**WHAT YOU WILL DO**
Could you print every item below verbatim, leaving out the pictures?

**THE INPUT**
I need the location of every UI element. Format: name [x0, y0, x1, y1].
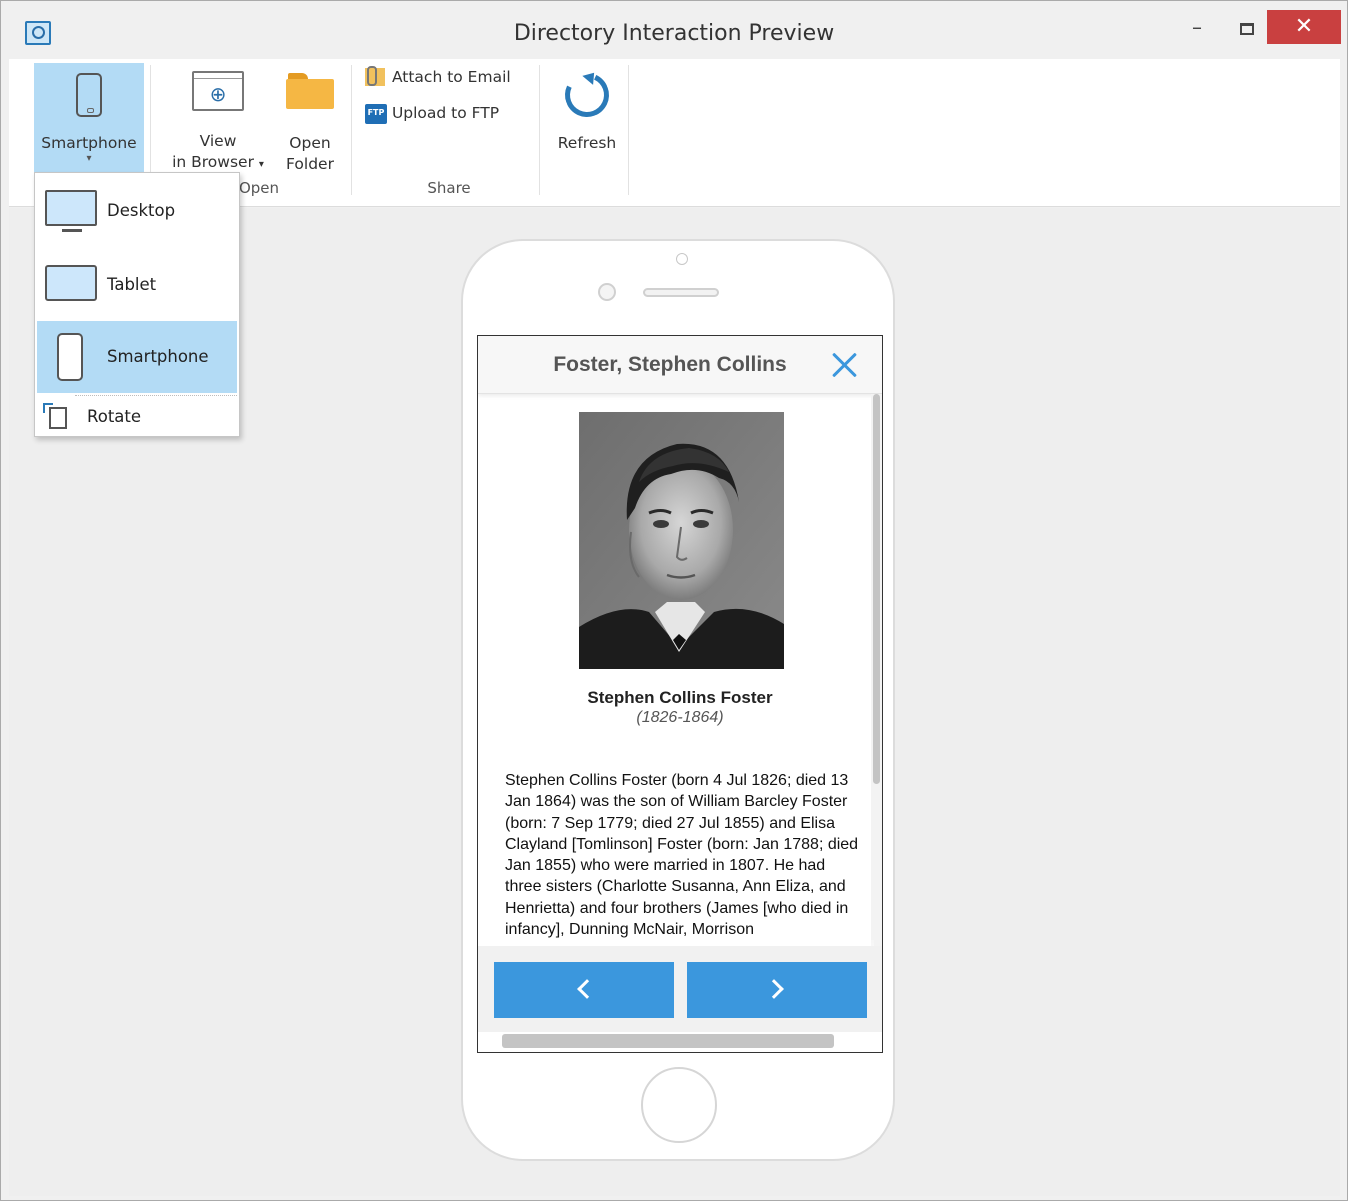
biography-text: Stephen Collins Foster (born 4 Jul 1826;…: [505, 772, 859, 939]
group-separator: [628, 65, 629, 195]
menu-item-label: Smartphone: [107, 347, 209, 366]
group-separator: [539, 65, 540, 195]
bio-viewport: Stephen Collins Foster (born 4 Jul 1826;…: [478, 336, 871, 946]
menu-item-tablet[interactable]: Tablet: [37, 251, 237, 321]
menu-item-label: Rotate: [87, 407, 142, 426]
maximize-button[interactable]: [1223, 10, 1271, 44]
folder-icon: [286, 73, 334, 109]
desktop-icon: [45, 190, 97, 232]
ftp-icon: FTP: [365, 103, 387, 124]
attach-to-email-button[interactable]: Attach to Email: [365, 65, 535, 97]
view-in-browser-line1: View: [199, 132, 237, 150]
phone-speaker: [643, 288, 719, 297]
globe-icon: ⊕: [209, 82, 227, 106]
title-bar: Directory Interaction Preview – ✕: [1, 1, 1347, 59]
view-in-browser-button[interactable]: ⊕ View in Browser ▾: [161, 71, 275, 175]
menu-item-desktop[interactable]: Desktop: [37, 179, 237, 247]
phone-camera: [598, 283, 616, 301]
open-folder-line1: Open: [289, 134, 331, 152]
navigation-bar: [478, 946, 882, 1032]
open-folder-line2: Folder: [286, 155, 334, 173]
smartphone-icon: [76, 73, 102, 117]
open-folder-button[interactable]: Open Folder: [277, 71, 343, 175]
phone-sensor: [676, 253, 688, 265]
window-title: Directory Interaction Preview: [513, 21, 835, 46]
maximize-icon: [1240, 22, 1254, 35]
attach-to-email-label: Attach to Email: [391, 68, 511, 86]
paperclip-icon: [365, 65, 387, 88]
refresh-button[interactable]: Refresh: [549, 66, 625, 161]
menu-item-label: Tablet: [107, 275, 157, 294]
group-label-share: Share: [427, 179, 471, 197]
phone-home-button: [641, 1067, 717, 1143]
menu-item-label: Desktop: [107, 201, 176, 220]
refresh-label: Refresh: [557, 134, 617, 152]
device-selector-label: Smartphone: [41, 134, 137, 152]
refresh-icon: [558, 66, 616, 124]
browser-icon: ⊕: [192, 71, 244, 111]
chevron-right-icon: [764, 979, 784, 999]
upload-to-ftp-label: Upload to FTP: [391, 104, 500, 122]
menu-item-rotate[interactable]: Rotate: [37, 397, 237, 433]
next-button[interactable]: [687, 962, 867, 1018]
smartphone-icon: [57, 333, 83, 381]
minimize-button[interactable]: –: [1173, 10, 1221, 44]
menu-item-smartphone[interactable]: Smartphone: [37, 321, 237, 393]
group-separator: [351, 65, 352, 195]
tablet-icon: [45, 265, 97, 301]
chevron-down-icon: ▾: [258, 159, 264, 170]
chevron-down-icon: ▾: [86, 153, 92, 164]
phone-screen: Foster, Stephen Collins Stephen Collins …: [477, 335, 883, 1053]
menu-separator: [75, 395, 237, 396]
upload-to-ftp-button[interactable]: FTP Upload to FTP: [365, 103, 535, 133]
previous-button[interactable]: [494, 962, 674, 1018]
horizontal-scrollbar-thumb[interactable]: [502, 1034, 834, 1048]
device-dropdown-menu: Desktop Tablet Smartphone Rotate: [34, 172, 240, 437]
view-in-browser-line2: in Browser: [172, 153, 254, 171]
close-button[interactable]: ✕: [1267, 10, 1341, 44]
chevron-left-icon: [577, 979, 597, 999]
device-selector-button[interactable]: Smartphone ▾: [34, 63, 144, 173]
rotate-icon: [43, 403, 67, 429]
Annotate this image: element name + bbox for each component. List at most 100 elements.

**THE COMPLETED TASK**
I need the location of every UI element. Format: name [x0, y0, x1, y1].
biography-text: Stephen Collins Foster (born 4 Jul 1826;…: [505, 772, 859, 939]
group-separator: [628, 65, 629, 195]
menu-item-label: Smartphone: [107, 347, 209, 366]
group-separator: [539, 65, 540, 195]
bio-viewport: Stephen Collins Foster (born 4 Jul 1826;…: [478, 336, 871, 946]
menu-item-tablet[interactable]: Tablet: [37, 251, 237, 321]
menu-item-label: Rotate: [87, 407, 142, 426]
maximize-button[interactable]: [1223, 10, 1271, 44]
folder-icon: [286, 73, 334, 109]
desktop-icon: [45, 190, 97, 232]
ftp-icon: FTP: [365, 103, 387, 124]
attach-to-email-button[interactable]: Attach to Email: [365, 65, 535, 97]
view-in-browser-line1: View: [199, 132, 237, 150]
phone-speaker: [643, 288, 719, 297]
globe-icon: ⊕: [209, 82, 227, 106]
title-bar: Directory Interaction Preview – ✕: [1, 1, 1347, 59]
view-in-browser-button[interactable]: ⊕ View in Browser ▾: [161, 71, 275, 175]
menu-item-desktop[interactable]: Desktop: [37, 179, 237, 247]
phone-camera: [598, 283, 616, 301]
open-folder-line1: Open: [289, 134, 331, 152]
navigation-bar: [478, 946, 882, 1032]
open-folder-line2: Folder: [286, 155, 334, 173]
smartphone-icon: [76, 73, 102, 117]
open-folder-button[interactable]: Open Folder: [277, 71, 343, 175]
phone-sensor: [676, 253, 688, 265]
window-title: Directory Interaction Preview: [513, 21, 835, 46]
maximize-icon: [1240, 22, 1254, 35]
attach-to-email-label: Attach to Email: [391, 68, 511, 86]
paperclip-icon: [365, 65, 387, 88]
refresh-button[interactable]: Refresh: [549, 66, 625, 161]
menu-item-label: Tablet: [107, 275, 157, 294]
group-label-share: Share: [427, 179, 471, 197]
phone-home-button: [641, 1067, 717, 1143]
menu-item-label: Desktop: [107, 201, 176, 220]
refresh-label: Refresh: [557, 134, 617, 152]
device-selector-label: Smartphone: [41, 134, 137, 152]
refresh-icon: [558, 66, 616, 124]
browser-icon: ⊕: [192, 71, 244, 111]
chevron-right-icon: [764, 979, 784, 999]
upload-to-ftp-label: Upload to FTP: [391, 104, 500, 122]
menu-item-rotate[interactable]: Rotate: [37, 397, 237, 433]
next-button[interactable]: [687, 962, 867, 1018]
smartphone-icon: [57, 333, 83, 381]
minimize-button[interactable]: –: [1173, 10, 1221, 44]
menu-item-smartphone[interactable]: Smartphone: [37, 321, 237, 393]
group-separator: [351, 65, 352, 195]
tablet-icon: [45, 265, 97, 301]
chevron-down-icon: ▾: [258, 159, 264, 170]
chevron-down-icon: ▾: [86, 153, 92, 164]
phone-screen: Foster, Stephen Collins Stephen Collins …: [477, 335, 883, 1053]
menu-separator: [75, 395, 237, 396]
upload-to-ftp-button[interactable]: FTP Upload to FTP: [365, 103, 535, 133]
previous-button[interactable]: [494, 962, 674, 1018]
horizontal-scrollbar-thumb[interactable]: [502, 1034, 834, 1048]
device-dropdown-menu: Desktop Tablet Smartphone Rotate: [34, 172, 240, 437]
view-in-browser-line2: in Browser: [172, 153, 254, 171]
close-button[interactable]: ✕: [1267, 10, 1341, 44]
chevron-left-icon: [577, 979, 597, 999]
device-selector-button[interactable]: Smartphone ▾: [34, 63, 144, 173]
rotate-icon: [43, 403, 67, 429]
Annotate this image: element name + bbox for each component. List at most 100 elements.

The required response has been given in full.